===== Provided records

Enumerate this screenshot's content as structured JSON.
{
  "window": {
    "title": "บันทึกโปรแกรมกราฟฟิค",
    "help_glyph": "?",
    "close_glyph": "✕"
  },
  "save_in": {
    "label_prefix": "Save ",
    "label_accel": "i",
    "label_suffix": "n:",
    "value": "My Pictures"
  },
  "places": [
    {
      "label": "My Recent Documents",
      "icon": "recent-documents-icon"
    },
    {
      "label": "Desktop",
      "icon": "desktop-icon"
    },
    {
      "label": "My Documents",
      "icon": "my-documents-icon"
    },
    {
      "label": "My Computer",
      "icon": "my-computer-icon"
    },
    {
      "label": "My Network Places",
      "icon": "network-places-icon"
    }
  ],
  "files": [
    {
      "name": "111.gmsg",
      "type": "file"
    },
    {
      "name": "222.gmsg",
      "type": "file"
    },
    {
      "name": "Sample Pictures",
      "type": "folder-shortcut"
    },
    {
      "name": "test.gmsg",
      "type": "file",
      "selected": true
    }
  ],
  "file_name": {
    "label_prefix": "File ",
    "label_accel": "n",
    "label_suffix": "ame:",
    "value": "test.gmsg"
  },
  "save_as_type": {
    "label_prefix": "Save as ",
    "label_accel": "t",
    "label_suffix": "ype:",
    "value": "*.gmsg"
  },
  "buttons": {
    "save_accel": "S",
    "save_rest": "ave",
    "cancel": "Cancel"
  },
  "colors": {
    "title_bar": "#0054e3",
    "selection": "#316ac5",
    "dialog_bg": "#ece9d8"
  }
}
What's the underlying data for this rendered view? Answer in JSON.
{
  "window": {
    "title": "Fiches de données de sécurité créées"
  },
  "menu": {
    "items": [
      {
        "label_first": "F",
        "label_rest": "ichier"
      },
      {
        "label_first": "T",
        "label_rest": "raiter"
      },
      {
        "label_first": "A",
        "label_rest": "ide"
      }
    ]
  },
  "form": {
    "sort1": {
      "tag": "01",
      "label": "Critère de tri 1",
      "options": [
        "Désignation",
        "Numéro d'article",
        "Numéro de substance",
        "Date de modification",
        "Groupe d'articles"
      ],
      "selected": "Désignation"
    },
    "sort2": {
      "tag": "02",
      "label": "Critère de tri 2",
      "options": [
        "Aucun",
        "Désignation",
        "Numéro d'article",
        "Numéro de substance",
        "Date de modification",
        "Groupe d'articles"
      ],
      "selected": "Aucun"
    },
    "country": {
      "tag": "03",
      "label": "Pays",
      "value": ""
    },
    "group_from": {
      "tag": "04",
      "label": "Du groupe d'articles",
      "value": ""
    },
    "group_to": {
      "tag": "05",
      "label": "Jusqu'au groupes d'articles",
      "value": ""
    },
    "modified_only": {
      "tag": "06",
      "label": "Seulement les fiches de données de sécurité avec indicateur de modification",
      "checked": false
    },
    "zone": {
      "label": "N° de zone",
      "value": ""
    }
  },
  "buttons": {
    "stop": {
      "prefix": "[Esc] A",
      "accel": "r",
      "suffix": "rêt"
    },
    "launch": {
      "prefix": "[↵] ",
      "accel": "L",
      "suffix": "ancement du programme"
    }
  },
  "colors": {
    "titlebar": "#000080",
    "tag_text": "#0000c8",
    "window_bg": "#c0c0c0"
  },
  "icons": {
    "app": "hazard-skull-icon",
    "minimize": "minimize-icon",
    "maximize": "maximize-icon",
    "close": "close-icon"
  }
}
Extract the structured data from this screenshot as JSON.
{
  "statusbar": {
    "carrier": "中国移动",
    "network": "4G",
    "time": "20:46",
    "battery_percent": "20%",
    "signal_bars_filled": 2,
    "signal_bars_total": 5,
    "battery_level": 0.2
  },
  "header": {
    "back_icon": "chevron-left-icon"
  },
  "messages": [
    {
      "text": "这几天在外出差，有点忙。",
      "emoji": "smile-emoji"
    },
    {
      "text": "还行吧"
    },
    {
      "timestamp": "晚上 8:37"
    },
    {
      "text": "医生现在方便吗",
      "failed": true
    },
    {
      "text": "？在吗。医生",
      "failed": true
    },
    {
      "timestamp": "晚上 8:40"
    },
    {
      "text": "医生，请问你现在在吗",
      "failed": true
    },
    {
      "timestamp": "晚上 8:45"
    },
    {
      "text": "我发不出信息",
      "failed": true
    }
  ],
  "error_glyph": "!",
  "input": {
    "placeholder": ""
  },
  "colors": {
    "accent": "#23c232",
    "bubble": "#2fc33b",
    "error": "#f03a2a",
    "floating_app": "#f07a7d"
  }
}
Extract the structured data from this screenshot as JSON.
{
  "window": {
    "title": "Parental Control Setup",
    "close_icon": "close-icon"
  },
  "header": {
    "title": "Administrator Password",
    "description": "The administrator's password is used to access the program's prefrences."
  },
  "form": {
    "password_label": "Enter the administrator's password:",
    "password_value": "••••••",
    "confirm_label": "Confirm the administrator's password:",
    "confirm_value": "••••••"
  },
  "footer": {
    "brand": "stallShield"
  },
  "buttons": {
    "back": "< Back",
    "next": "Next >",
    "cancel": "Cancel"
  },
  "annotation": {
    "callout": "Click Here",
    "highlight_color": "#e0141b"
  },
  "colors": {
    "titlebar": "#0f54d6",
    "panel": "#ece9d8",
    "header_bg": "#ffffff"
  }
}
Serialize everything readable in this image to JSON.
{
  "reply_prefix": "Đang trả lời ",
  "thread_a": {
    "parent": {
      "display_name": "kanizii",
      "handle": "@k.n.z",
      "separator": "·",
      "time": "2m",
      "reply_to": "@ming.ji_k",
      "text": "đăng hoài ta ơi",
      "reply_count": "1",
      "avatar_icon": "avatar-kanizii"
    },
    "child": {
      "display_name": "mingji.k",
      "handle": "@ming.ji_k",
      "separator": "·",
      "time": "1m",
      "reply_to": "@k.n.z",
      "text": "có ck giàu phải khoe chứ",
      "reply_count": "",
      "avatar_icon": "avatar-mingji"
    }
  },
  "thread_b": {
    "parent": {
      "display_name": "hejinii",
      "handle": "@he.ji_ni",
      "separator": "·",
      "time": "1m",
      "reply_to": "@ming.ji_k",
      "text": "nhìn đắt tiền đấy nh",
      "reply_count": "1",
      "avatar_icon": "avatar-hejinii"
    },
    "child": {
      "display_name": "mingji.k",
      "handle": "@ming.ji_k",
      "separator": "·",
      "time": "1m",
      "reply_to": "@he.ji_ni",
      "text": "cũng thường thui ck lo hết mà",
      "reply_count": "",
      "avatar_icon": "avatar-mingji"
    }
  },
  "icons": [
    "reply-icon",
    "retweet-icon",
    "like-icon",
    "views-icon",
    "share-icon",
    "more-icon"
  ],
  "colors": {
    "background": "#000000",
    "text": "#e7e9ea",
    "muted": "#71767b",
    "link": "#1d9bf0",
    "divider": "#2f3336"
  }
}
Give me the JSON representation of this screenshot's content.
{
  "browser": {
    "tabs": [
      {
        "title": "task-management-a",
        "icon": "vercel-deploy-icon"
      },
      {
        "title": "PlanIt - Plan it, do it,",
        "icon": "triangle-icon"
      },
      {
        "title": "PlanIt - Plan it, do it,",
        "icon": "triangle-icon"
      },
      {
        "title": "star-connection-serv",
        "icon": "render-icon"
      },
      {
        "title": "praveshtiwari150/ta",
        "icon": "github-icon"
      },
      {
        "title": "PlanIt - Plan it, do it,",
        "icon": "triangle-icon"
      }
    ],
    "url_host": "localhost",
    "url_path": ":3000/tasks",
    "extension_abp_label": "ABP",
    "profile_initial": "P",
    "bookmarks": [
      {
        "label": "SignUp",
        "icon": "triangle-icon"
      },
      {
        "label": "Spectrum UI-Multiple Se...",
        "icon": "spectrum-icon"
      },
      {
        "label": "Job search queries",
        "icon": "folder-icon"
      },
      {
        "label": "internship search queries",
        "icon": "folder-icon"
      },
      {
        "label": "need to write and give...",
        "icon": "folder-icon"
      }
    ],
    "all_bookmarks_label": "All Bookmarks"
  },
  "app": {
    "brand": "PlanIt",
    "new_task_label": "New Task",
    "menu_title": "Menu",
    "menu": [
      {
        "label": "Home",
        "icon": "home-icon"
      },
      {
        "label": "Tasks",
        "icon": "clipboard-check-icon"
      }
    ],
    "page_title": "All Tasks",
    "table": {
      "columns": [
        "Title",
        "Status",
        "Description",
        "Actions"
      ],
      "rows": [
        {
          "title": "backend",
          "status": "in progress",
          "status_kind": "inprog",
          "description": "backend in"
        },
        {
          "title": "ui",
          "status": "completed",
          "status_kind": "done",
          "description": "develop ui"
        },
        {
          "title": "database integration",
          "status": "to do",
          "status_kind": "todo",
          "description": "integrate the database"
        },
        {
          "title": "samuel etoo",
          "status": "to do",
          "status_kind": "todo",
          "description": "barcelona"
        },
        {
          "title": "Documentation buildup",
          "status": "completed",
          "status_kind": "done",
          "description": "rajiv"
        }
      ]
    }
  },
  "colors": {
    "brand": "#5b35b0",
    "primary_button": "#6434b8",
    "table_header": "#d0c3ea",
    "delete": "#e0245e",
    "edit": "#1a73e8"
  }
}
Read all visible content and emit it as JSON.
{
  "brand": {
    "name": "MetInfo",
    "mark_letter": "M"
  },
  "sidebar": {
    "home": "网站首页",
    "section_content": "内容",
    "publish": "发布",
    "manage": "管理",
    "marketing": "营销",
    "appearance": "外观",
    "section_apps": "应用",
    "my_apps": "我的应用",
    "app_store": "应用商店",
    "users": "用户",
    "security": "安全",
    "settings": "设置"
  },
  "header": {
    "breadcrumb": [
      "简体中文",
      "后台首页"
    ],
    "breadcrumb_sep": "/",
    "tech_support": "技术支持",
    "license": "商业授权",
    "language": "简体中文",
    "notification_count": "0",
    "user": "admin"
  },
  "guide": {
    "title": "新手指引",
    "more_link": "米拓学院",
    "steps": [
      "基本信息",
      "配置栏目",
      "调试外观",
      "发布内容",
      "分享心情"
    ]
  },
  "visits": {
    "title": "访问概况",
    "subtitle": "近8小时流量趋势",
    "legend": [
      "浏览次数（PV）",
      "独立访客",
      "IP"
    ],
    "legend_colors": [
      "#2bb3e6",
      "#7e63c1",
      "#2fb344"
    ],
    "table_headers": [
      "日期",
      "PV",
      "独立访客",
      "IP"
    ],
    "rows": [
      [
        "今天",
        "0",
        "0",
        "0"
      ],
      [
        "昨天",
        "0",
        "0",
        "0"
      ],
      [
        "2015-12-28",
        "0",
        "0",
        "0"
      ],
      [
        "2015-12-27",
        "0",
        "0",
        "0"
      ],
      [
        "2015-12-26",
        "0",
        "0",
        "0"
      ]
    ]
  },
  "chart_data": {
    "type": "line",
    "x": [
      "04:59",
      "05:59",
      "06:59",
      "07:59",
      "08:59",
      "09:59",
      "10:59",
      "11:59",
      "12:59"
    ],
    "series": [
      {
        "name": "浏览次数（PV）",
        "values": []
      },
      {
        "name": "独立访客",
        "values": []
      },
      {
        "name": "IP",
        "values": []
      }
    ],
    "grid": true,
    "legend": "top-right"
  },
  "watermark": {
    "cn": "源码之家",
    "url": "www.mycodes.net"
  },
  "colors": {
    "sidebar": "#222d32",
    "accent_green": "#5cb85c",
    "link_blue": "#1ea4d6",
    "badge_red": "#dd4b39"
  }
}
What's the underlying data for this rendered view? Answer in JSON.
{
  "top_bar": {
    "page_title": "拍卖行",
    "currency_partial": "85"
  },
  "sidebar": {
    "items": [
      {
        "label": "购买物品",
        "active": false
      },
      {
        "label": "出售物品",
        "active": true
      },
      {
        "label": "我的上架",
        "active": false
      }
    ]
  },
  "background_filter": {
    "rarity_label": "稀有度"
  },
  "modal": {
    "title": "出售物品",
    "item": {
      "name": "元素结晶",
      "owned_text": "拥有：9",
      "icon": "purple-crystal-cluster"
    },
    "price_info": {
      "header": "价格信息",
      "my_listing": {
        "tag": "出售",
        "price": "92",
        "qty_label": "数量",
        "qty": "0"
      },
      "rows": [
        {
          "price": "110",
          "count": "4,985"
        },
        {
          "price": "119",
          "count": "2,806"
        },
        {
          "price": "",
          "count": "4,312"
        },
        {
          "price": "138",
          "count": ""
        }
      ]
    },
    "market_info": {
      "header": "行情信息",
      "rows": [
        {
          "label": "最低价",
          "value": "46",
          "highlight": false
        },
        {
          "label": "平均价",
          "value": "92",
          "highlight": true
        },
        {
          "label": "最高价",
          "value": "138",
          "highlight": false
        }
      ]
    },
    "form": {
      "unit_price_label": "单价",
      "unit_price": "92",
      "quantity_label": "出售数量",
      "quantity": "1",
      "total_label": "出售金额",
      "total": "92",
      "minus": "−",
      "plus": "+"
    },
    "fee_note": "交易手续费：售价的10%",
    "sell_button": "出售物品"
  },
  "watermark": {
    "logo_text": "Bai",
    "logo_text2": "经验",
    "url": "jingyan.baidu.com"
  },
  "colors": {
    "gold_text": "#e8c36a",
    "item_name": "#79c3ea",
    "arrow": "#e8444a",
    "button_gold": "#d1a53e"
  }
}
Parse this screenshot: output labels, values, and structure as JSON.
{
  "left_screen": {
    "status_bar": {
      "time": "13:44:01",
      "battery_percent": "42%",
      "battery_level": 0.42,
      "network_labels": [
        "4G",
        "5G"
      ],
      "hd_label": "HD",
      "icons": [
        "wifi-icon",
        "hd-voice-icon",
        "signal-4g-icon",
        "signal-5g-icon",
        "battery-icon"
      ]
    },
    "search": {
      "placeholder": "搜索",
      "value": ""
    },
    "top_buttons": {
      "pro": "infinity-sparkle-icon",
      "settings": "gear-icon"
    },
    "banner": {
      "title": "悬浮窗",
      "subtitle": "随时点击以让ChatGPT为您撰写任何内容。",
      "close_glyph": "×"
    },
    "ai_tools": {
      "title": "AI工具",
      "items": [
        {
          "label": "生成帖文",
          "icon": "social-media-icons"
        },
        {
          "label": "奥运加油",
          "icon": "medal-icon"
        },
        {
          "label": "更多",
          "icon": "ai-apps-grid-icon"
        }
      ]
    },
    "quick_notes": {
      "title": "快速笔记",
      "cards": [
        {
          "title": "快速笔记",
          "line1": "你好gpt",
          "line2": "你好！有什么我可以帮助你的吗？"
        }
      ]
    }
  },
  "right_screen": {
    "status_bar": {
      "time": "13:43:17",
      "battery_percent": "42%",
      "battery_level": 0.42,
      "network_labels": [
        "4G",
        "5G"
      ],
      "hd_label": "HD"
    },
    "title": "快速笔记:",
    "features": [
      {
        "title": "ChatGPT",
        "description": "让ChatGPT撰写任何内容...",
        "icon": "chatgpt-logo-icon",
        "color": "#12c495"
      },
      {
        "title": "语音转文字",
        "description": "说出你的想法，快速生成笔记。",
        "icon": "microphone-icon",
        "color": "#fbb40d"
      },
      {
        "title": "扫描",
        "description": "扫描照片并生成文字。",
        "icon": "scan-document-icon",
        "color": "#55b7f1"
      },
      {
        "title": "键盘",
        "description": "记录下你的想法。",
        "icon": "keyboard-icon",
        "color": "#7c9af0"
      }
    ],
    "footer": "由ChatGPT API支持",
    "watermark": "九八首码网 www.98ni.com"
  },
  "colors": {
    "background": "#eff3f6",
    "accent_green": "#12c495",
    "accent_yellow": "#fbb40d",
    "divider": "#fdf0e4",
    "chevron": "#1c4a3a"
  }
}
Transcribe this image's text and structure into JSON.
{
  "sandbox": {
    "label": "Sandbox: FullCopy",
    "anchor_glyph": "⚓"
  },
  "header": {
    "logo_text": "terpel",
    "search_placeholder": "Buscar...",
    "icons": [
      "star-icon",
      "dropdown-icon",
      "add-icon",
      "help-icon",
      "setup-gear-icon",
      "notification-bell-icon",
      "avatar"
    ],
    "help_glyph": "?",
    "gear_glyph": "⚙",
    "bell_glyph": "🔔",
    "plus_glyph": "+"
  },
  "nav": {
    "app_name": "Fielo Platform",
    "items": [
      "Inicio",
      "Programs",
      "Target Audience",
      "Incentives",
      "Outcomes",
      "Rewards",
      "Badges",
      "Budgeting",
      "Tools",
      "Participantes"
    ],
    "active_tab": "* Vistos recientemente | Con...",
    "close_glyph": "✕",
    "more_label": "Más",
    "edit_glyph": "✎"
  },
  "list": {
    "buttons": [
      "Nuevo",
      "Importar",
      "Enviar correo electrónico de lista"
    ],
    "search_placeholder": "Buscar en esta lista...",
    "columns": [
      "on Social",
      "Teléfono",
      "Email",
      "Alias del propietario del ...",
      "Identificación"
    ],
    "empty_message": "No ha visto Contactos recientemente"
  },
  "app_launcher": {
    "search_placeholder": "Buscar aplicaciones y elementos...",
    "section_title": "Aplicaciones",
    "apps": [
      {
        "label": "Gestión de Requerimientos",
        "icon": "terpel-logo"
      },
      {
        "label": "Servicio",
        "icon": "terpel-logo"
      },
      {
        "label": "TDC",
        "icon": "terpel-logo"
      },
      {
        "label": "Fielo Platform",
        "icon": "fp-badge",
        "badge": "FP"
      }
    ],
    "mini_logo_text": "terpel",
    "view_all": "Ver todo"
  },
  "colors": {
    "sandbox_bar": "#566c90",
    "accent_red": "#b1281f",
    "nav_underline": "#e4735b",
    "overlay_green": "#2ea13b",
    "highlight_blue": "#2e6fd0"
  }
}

==========

### Work instructions
Return each full line of the entries that contains the word "gmsg".

### Expected answer
      "name": "111.gmsg",
      "name": "222.gmsg",
      "name": "test.gmsg",
    "value": "test.gmsg"
    "value": "*.gmsg"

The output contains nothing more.